Collected data entries:
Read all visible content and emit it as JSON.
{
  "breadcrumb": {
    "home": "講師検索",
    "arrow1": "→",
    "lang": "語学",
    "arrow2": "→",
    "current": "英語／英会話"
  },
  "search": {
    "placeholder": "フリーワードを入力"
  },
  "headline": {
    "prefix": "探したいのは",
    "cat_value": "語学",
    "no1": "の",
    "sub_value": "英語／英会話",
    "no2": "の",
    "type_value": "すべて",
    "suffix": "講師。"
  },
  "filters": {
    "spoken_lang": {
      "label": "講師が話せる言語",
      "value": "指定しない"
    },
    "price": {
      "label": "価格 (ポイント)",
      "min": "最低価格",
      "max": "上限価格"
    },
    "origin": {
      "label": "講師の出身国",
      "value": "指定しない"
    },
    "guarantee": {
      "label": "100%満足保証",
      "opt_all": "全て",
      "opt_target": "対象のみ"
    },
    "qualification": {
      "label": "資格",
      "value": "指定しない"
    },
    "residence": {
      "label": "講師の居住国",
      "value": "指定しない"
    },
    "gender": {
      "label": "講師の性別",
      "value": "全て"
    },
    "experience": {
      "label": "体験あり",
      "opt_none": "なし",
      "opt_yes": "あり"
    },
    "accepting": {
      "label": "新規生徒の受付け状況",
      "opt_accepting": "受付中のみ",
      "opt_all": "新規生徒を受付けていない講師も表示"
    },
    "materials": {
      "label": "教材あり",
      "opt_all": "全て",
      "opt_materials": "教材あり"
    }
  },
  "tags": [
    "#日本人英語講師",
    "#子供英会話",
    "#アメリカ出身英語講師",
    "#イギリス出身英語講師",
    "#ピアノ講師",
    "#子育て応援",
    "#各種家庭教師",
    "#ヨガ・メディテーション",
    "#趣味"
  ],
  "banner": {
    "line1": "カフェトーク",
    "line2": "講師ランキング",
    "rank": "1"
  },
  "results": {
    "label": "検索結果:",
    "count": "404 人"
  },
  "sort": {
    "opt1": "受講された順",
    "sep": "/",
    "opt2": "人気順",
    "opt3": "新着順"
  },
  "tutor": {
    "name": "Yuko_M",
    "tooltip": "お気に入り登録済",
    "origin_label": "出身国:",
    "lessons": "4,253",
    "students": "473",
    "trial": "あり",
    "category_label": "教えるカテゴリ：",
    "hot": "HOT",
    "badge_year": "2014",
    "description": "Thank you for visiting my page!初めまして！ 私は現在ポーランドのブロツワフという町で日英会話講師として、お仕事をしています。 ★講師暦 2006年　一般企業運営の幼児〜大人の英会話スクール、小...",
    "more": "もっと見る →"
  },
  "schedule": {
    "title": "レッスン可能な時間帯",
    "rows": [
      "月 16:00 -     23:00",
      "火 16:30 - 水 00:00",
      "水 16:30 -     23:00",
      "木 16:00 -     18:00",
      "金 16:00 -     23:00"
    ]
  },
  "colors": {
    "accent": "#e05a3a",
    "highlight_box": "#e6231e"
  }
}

## Problem to work on
Set down the listing above in full, please, exactly as it appears.

## Solved exercise
Read all visible content and emit it as JSON.
{
  "breadcrumb": {
    "home": "講師検索",
    "arrow1": "→",
    "lang": "語学",
    "arrow2": "→",
    "current": "英語／英会話"
  },
  "search": {
    "placeholder": "フリーワードを入力"
  },
  "headline": {
    "prefix": "探したいのは",
    "cat_value": "語学",
    "no1": "の",
    "sub_value": "英語／英会話",
    "no2": "の",
    "type_value": "すべて",
    "suffix": "講師。"
  },
  "filters": {
    "spoken_lang": {
      "label": "講師が話せる言語",
      "value": "指定しない"
    },
    "price": {
      "label": "価格 (ポイント)",
      "min": "最低価格",
      "max": "上限価格"
    },
    "origin": {
      "label": "講師の出身国",
      "value": "指定しない"
    },
    "guarantee": {
      "label": "100%満足保証",
      "opt_all": "全て",
      "opt_target": "対象のみ"
    },
    "qualification": {
      "label": "資格",
      "value": "指定しない"
    },
    "residence": {
      "label": "講師の居住国",
      "value": "指定しない"
    },
    "gender": {
      "label": "講師の性別",
      "value": "全て"
    },
    "experience": {
      "label": "体験あり",
      "opt_none": "なし",
      "opt_yes": "あり"
    },
    "accepting": {
      "label": "新規生徒の受付け状況",
      "opt_accepting": "受付中のみ",
      "opt_all": "新規生徒を受付けていない講師も表示"
    },
    "materials": {
      "label": "教材あり",
      "opt_all": "全て",
      "opt_materials": "教材あり"
    }
  },
  "tags": [
    "#日本人英語講師",
    "#子供英会話",
    "#アメリカ出身英語講師",
    "#イギリス出身英語講師",
    "#ピアノ講師",
    "#子育て応援",
    "#各種家庭教師",
    "#ヨガ・メディテーション",
    "#趣味"
  ],
  "banner": {
    "line1": "カフェトーク",
    "line2": "講師ランキング",
    "rank": "1"
  },
  "results": {
    "label": "検索結果:",
    "count": "404 人"
  },
  "sort": {
    "opt1": "受講された順",
    "sep": "/",
    "opt2": "人気順",
    "opt3": "新着順"
  },
  "tutor": {
    "name": "Yuko_M",
    "tooltip": "お気に入り登録済",
    "origin_label": "出身国:",
    "lessons": "4,253",
    "students": "473",
    "trial": "あり",
    "category_label": "教えるカテゴリ：",
    "hot": "HOT",
    "badge_year": "2014",
    "description": "Thank you for visiting my page!初めまして！ 私は現在ポーランドのブロツワフという町で日英会話講師として、お仕事をしています。 ★講師暦 2006年　一般企業運営の幼児〜大人の英会話スクール、小...",
    "more": "もっと見る →"
  },
  "schedule": {
    "title": "レッスン可能な時間帯",
    "rows": [
      "月 16:00 -     23:00",
      "火 16:30 - 水 00:00",
      "水 16:30 -     23:00",
      "木 16:00 -     18:00",
      "金 16:00 -     23:00"
    ]
  },
  "colors": {
    "accent": "#e05a3a",
    "highlight_box": "#e6231e"
  }
}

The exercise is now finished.